======== EXERCISE MATERIAL ========
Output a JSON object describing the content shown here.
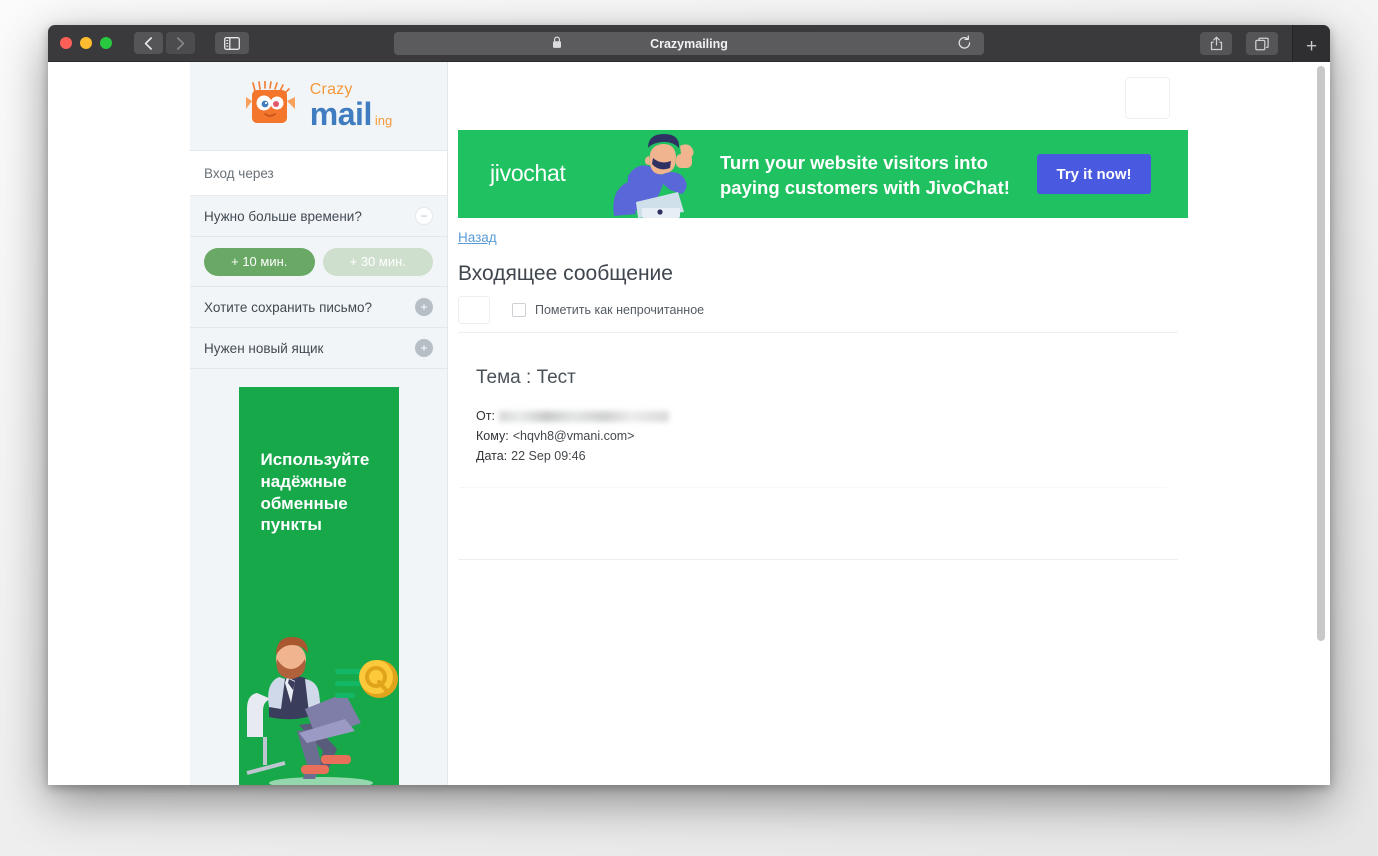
{
  "browser": {
    "title": "Crazymailing",
    "lock_icon": "lock-icon",
    "reload_icon": "reload-icon",
    "back_icon": "chevron-left-icon",
    "forward_icon": "chevron-right-icon",
    "sidebar_icon": "sidebar-toggle-icon",
    "share_icon": "share-icon",
    "tabs_icon": "show-tabs-icon",
    "newtab_label": "+",
    "traffic_lights": [
      "close",
      "minimize",
      "zoom"
    ]
  },
  "sidebar": {
    "logo": {
      "crazy": "Crazy",
      "mail": "mail",
      "ing": "ing"
    },
    "login_row": {
      "label": "Вход через"
    },
    "rows": [
      {
        "label": "Нужно больше времени?",
        "badge": "−",
        "badge_type": "minus"
      },
      {
        "label": "Хотите сохранить письмо?",
        "badge": "+",
        "badge_type": "plus"
      },
      {
        "label": "Нужен новый ящик",
        "badge": "+",
        "badge_type": "plus"
      }
    ],
    "time_buttons": [
      {
        "label": "+ 10 мин.",
        "state": "active"
      },
      {
        "label": "+ 30 мин.",
        "state": "inactive"
      }
    ],
    "ad": {
      "title": "Используйте надёжные обменные пункты",
      "bg_color": "#17a84a"
    }
  },
  "banner": {
    "brand": "jivochat",
    "headline": "Turn your website visitors into paying customers with JivoChat!",
    "cta": "Try it now!",
    "bg_color": "#1fc160",
    "cta_color": "#4a5ae0"
  },
  "main": {
    "back_link": "Назад",
    "page_title": "Входящее сообщение",
    "mark_unread_label": "Пометить как непрочитанное",
    "message": {
      "subject": "Тема : Тест",
      "from_key": "От:",
      "from_value": "",
      "to_key": "Кому:",
      "to_value": "<hqvh8@vmani.com>",
      "date_key": "Дата:",
      "date_value": "22 Sep 09:46"
    }
  }
}
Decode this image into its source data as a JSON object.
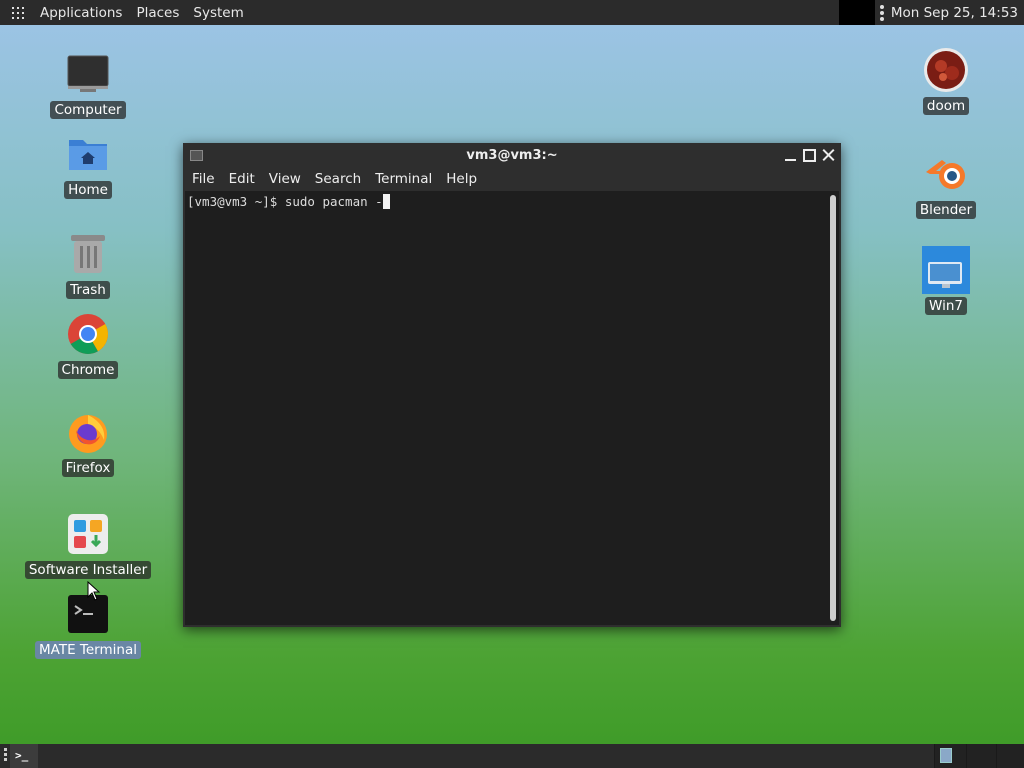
{
  "top_panel": {
    "menus": [
      "Applications",
      "Places",
      "System"
    ],
    "clock": "Mon Sep 25, 14:53"
  },
  "desktop_icons_left": [
    {
      "label": "Computer",
      "icon": "computer-icon"
    },
    {
      "label": "Home",
      "icon": "home-folder-icon"
    },
    {
      "label": "Trash",
      "icon": "trash-icon"
    },
    {
      "label": "Chrome",
      "icon": "chrome-icon"
    },
    {
      "label": "Firefox",
      "icon": "firefox-icon"
    },
    {
      "label": "Software Installer",
      "icon": "software-installer-icon"
    },
    {
      "label": "MATE Terminal",
      "icon": "terminal-icon",
      "selected": true
    }
  ],
  "desktop_icons_right": [
    {
      "label": "doom",
      "icon": "doom-icon"
    },
    {
      "label": "Blender",
      "icon": "blender-icon"
    },
    {
      "label": "Win7",
      "icon": "win7-icon"
    }
  ],
  "terminal": {
    "title": "vm3@vm3:~",
    "menu": [
      "File",
      "Edit",
      "View",
      "Search",
      "Terminal",
      "Help"
    ],
    "prompt_line": "[vm3@vm3 ~]$ sudo pacman -"
  },
  "colors": {
    "panel": "#2b2b2b",
    "terminal_bg": "#1e1e1e",
    "chrome_red": "#db4437",
    "chrome_green": "#0f9d58",
    "chrome_yellow": "#f4b400",
    "chrome_blue": "#4285f4"
  }
}
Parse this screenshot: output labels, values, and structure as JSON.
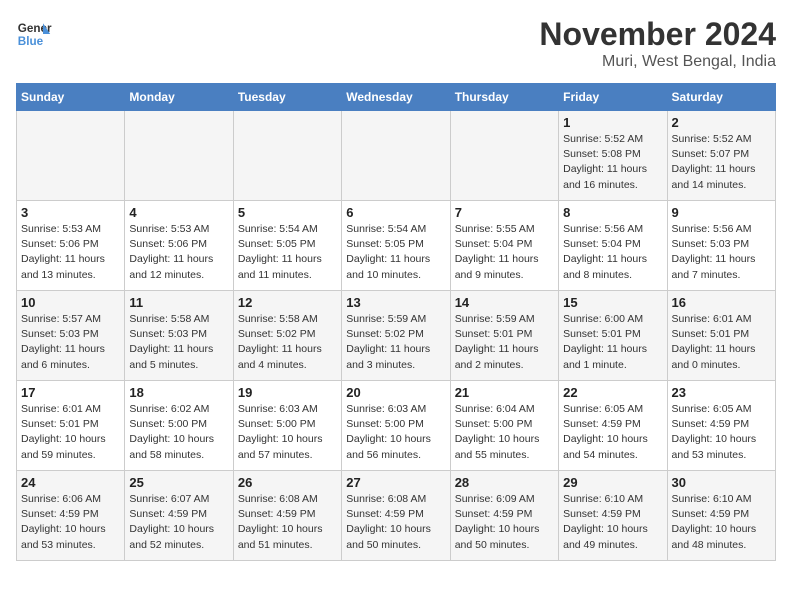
{
  "header": {
    "logo_line1": "General",
    "logo_line2": "Blue",
    "month": "November 2024",
    "location": "Muri, West Bengal, India"
  },
  "weekdays": [
    "Sunday",
    "Monday",
    "Tuesday",
    "Wednesday",
    "Thursday",
    "Friday",
    "Saturday"
  ],
  "weeks": [
    [
      {
        "day": "",
        "info": ""
      },
      {
        "day": "",
        "info": ""
      },
      {
        "day": "",
        "info": ""
      },
      {
        "day": "",
        "info": ""
      },
      {
        "day": "",
        "info": ""
      },
      {
        "day": "1",
        "info": "Sunrise: 5:52 AM\nSunset: 5:08 PM\nDaylight: 11 hours and 16 minutes."
      },
      {
        "day": "2",
        "info": "Sunrise: 5:52 AM\nSunset: 5:07 PM\nDaylight: 11 hours and 14 minutes."
      }
    ],
    [
      {
        "day": "3",
        "info": "Sunrise: 5:53 AM\nSunset: 5:06 PM\nDaylight: 11 hours and 13 minutes."
      },
      {
        "day": "4",
        "info": "Sunrise: 5:53 AM\nSunset: 5:06 PM\nDaylight: 11 hours and 12 minutes."
      },
      {
        "day": "5",
        "info": "Sunrise: 5:54 AM\nSunset: 5:05 PM\nDaylight: 11 hours and 11 minutes."
      },
      {
        "day": "6",
        "info": "Sunrise: 5:54 AM\nSunset: 5:05 PM\nDaylight: 11 hours and 10 minutes."
      },
      {
        "day": "7",
        "info": "Sunrise: 5:55 AM\nSunset: 5:04 PM\nDaylight: 11 hours and 9 minutes."
      },
      {
        "day": "8",
        "info": "Sunrise: 5:56 AM\nSunset: 5:04 PM\nDaylight: 11 hours and 8 minutes."
      },
      {
        "day": "9",
        "info": "Sunrise: 5:56 AM\nSunset: 5:03 PM\nDaylight: 11 hours and 7 minutes."
      }
    ],
    [
      {
        "day": "10",
        "info": "Sunrise: 5:57 AM\nSunset: 5:03 PM\nDaylight: 11 hours and 6 minutes."
      },
      {
        "day": "11",
        "info": "Sunrise: 5:58 AM\nSunset: 5:03 PM\nDaylight: 11 hours and 5 minutes."
      },
      {
        "day": "12",
        "info": "Sunrise: 5:58 AM\nSunset: 5:02 PM\nDaylight: 11 hours and 4 minutes."
      },
      {
        "day": "13",
        "info": "Sunrise: 5:59 AM\nSunset: 5:02 PM\nDaylight: 11 hours and 3 minutes."
      },
      {
        "day": "14",
        "info": "Sunrise: 5:59 AM\nSunset: 5:01 PM\nDaylight: 11 hours and 2 minutes."
      },
      {
        "day": "15",
        "info": "Sunrise: 6:00 AM\nSunset: 5:01 PM\nDaylight: 11 hours and 1 minute."
      },
      {
        "day": "16",
        "info": "Sunrise: 6:01 AM\nSunset: 5:01 PM\nDaylight: 11 hours and 0 minutes."
      }
    ],
    [
      {
        "day": "17",
        "info": "Sunrise: 6:01 AM\nSunset: 5:01 PM\nDaylight: 10 hours and 59 minutes."
      },
      {
        "day": "18",
        "info": "Sunrise: 6:02 AM\nSunset: 5:00 PM\nDaylight: 10 hours and 58 minutes."
      },
      {
        "day": "19",
        "info": "Sunrise: 6:03 AM\nSunset: 5:00 PM\nDaylight: 10 hours and 57 minutes."
      },
      {
        "day": "20",
        "info": "Sunrise: 6:03 AM\nSunset: 5:00 PM\nDaylight: 10 hours and 56 minutes."
      },
      {
        "day": "21",
        "info": "Sunrise: 6:04 AM\nSunset: 5:00 PM\nDaylight: 10 hours and 55 minutes."
      },
      {
        "day": "22",
        "info": "Sunrise: 6:05 AM\nSunset: 4:59 PM\nDaylight: 10 hours and 54 minutes."
      },
      {
        "day": "23",
        "info": "Sunrise: 6:05 AM\nSunset: 4:59 PM\nDaylight: 10 hours and 53 minutes."
      }
    ],
    [
      {
        "day": "24",
        "info": "Sunrise: 6:06 AM\nSunset: 4:59 PM\nDaylight: 10 hours and 53 minutes."
      },
      {
        "day": "25",
        "info": "Sunrise: 6:07 AM\nSunset: 4:59 PM\nDaylight: 10 hours and 52 minutes."
      },
      {
        "day": "26",
        "info": "Sunrise: 6:08 AM\nSunset: 4:59 PM\nDaylight: 10 hours and 51 minutes."
      },
      {
        "day": "27",
        "info": "Sunrise: 6:08 AM\nSunset: 4:59 PM\nDaylight: 10 hours and 50 minutes."
      },
      {
        "day": "28",
        "info": "Sunrise: 6:09 AM\nSunset: 4:59 PM\nDaylight: 10 hours and 50 minutes."
      },
      {
        "day": "29",
        "info": "Sunrise: 6:10 AM\nSunset: 4:59 PM\nDaylight: 10 hours and 49 minutes."
      },
      {
        "day": "30",
        "info": "Sunrise: 6:10 AM\nSunset: 4:59 PM\nDaylight: 10 hours and 48 minutes."
      }
    ]
  ]
}
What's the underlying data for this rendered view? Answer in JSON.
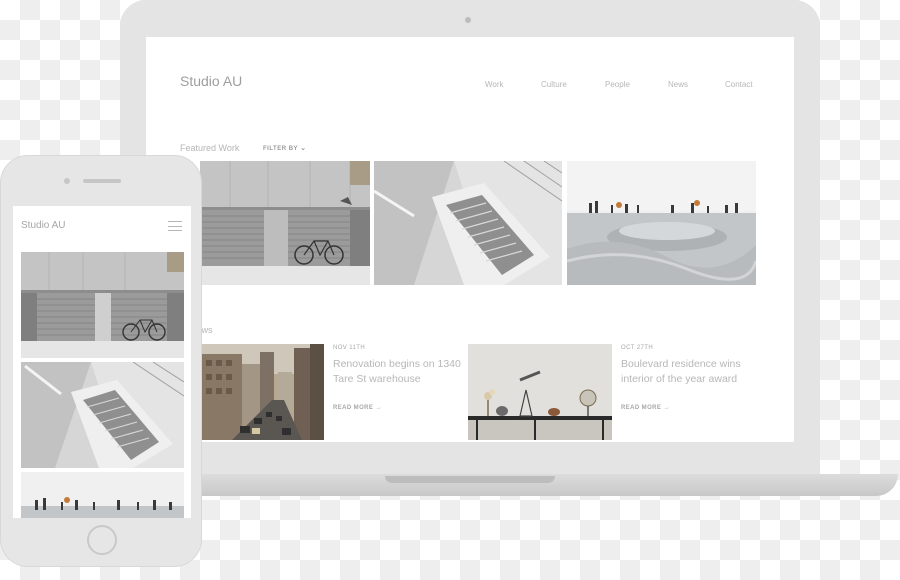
{
  "laptop": {
    "brand": "Studio AU",
    "nav": [
      {
        "label": "Work"
      },
      {
        "label": "Culture"
      },
      {
        "label": "People"
      },
      {
        "label": "News"
      },
      {
        "label": "Contact"
      }
    ],
    "featured": {
      "label": "Featured Work",
      "filter_label": "FILTER BY",
      "filter_icon": "chevron-down-icon",
      "images": [
        {
          "name": "bicycle-garage-photo"
        },
        {
          "name": "staircase-photo"
        },
        {
          "name": "skatepark-photo"
        }
      ]
    },
    "news": {
      "label": "nt News",
      "items": [
        {
          "date": "NOV 11TH",
          "title": "Renovation begins on 1340 Tare St warehouse",
          "read_more": "READ MORE",
          "image": "city-street-photo"
        },
        {
          "date": "OCT 27TH",
          "title": "Boulevard residence wins interior of the year award",
          "read_more": "READ MORE",
          "image": "shelf-decor-photo"
        }
      ]
    }
  },
  "phone": {
    "brand": "Studio AU",
    "menu_icon": "hamburger-menu-icon",
    "images": [
      {
        "name": "bicycle-garage-photo"
      },
      {
        "name": "staircase-photo"
      },
      {
        "name": "skatepark-photo"
      }
    ]
  },
  "colors": {
    "text_muted": "#b7b7b7",
    "device_frame": "#e4e4e4"
  }
}
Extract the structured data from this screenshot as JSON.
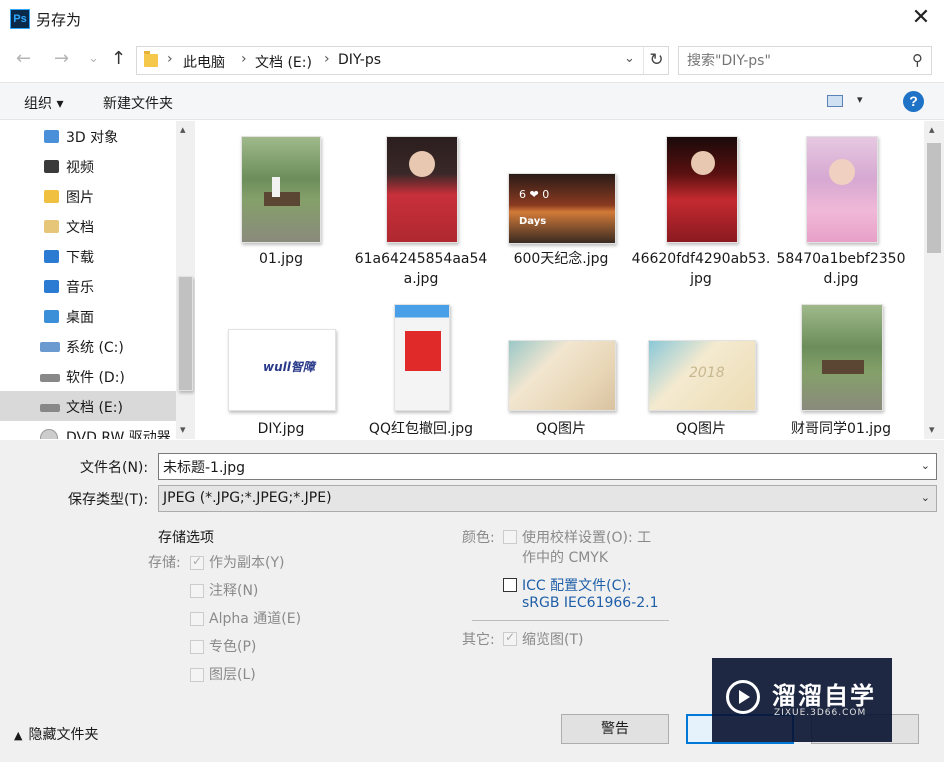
{
  "window": {
    "title": "另存为",
    "app_badge": "Ps",
    "close_glyph": "✕"
  },
  "nav": {
    "back_glyph": "←",
    "forward_glyph": "→",
    "recent_glyph": "⌄",
    "up_glyph": "↑",
    "breadcrumb": [
      "此电脑",
      "文档 (E:)",
      "DIY-ps"
    ],
    "crumb_sep": "›",
    "dropdown_glyph": "⌄",
    "refresh_glyph": "↻",
    "search_placeholder": "搜索\"DIY-ps\"",
    "search_glyph": "⚲"
  },
  "toolbar": {
    "organize": "组织 ▾",
    "new_folder": "新建文件夹",
    "view_dd": "▾",
    "help": "?"
  },
  "sidebar": {
    "up_arrow": "▴",
    "down_arrow": "▾",
    "items": [
      {
        "label": "3D 对象",
        "icon": "3d-objects-icon",
        "color": "#4a90d9"
      },
      {
        "label": "视频",
        "icon": "video-icon",
        "color": "#3a3a3a"
      },
      {
        "label": "图片",
        "icon": "pictures-icon",
        "color": "#f0c040"
      },
      {
        "label": "文档",
        "icon": "documents-icon",
        "color": "#e6c77a"
      },
      {
        "label": "下载",
        "icon": "downloads-icon",
        "color": "#2a7bd1"
      },
      {
        "label": "音乐",
        "icon": "music-icon",
        "color": "#2a7bd1"
      },
      {
        "label": "桌面",
        "icon": "desktop-icon",
        "color": "#3b8fd9"
      },
      {
        "label": "系统 (C:)",
        "icon": "system-drive-icon",
        "color": "#6a9ad0"
      },
      {
        "label": "软件 (D:)",
        "icon": "drive-icon",
        "color": "#888888"
      },
      {
        "label": "文档 (E:)",
        "icon": "drive-icon",
        "color": "#888888"
      },
      {
        "label": "DVD RW 驱动器",
        "icon": "dvd-drive-icon",
        "color": "#999999"
      }
    ]
  },
  "files": [
    {
      "name": "01.jpg"
    },
    {
      "name": "61a64245854aa54a.jpg"
    },
    {
      "name": "600天纪念.jpg"
    },
    {
      "name": "46620fdf4290ab53.jpg"
    },
    {
      "name": "58470a1bebf2350d.jpg"
    },
    {
      "name": "DIY.jpg"
    },
    {
      "name": "QQ红包撤回.jpg"
    },
    {
      "name": "QQ图片"
    },
    {
      "name": "QQ图片"
    },
    {
      "name": "财哥同学01.jpg"
    }
  ],
  "thumb_text": {
    "wull": "wull智障",
    "days": "Days",
    "num": "6 ❤ 0",
    "year": "2018"
  },
  "form": {
    "filename_label": "文件名(N):",
    "filename_value": "未标题-1.jpg",
    "type_label": "保存类型(T):",
    "type_value": "JPEG (*.JPG;*.JPEG;*.JPE)",
    "dd_glyph": "⌄"
  },
  "options": {
    "title": "存储选项",
    "store_label": "存储:",
    "as_copy": "作为副本(Y)",
    "notes": "注释(N)",
    "alpha": "Alpha 通道(E)",
    "spot": "专色(P)",
    "layers": "图层(L)",
    "color_label": "颜色:",
    "proof_line1": "使用校样设置(O): 工",
    "proof_line2": "作中的 CMYK",
    "icc_line1": "ICC 配置文件(C):",
    "icc_line2": "sRGB IEC61966-2.1",
    "other_label": "其它:",
    "thumbnail": "缩览图(T)"
  },
  "footer": {
    "hide_folders": "隐藏文件夹",
    "chevron": "▲",
    "warn_button": "警告"
  },
  "watermark": {
    "main": "溜溜自学",
    "sub": "ZIXUE.3D66.COM"
  }
}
========
● **DIRECTION**
From the entries above, copy each line holding "drive".

● **REPLY TO THE EXERCISE**
        "icon": "system-drive-icon",
        "icon": "drive-icon",
        "icon": "drive-icon",
        "icon": "dvd-drive-icon",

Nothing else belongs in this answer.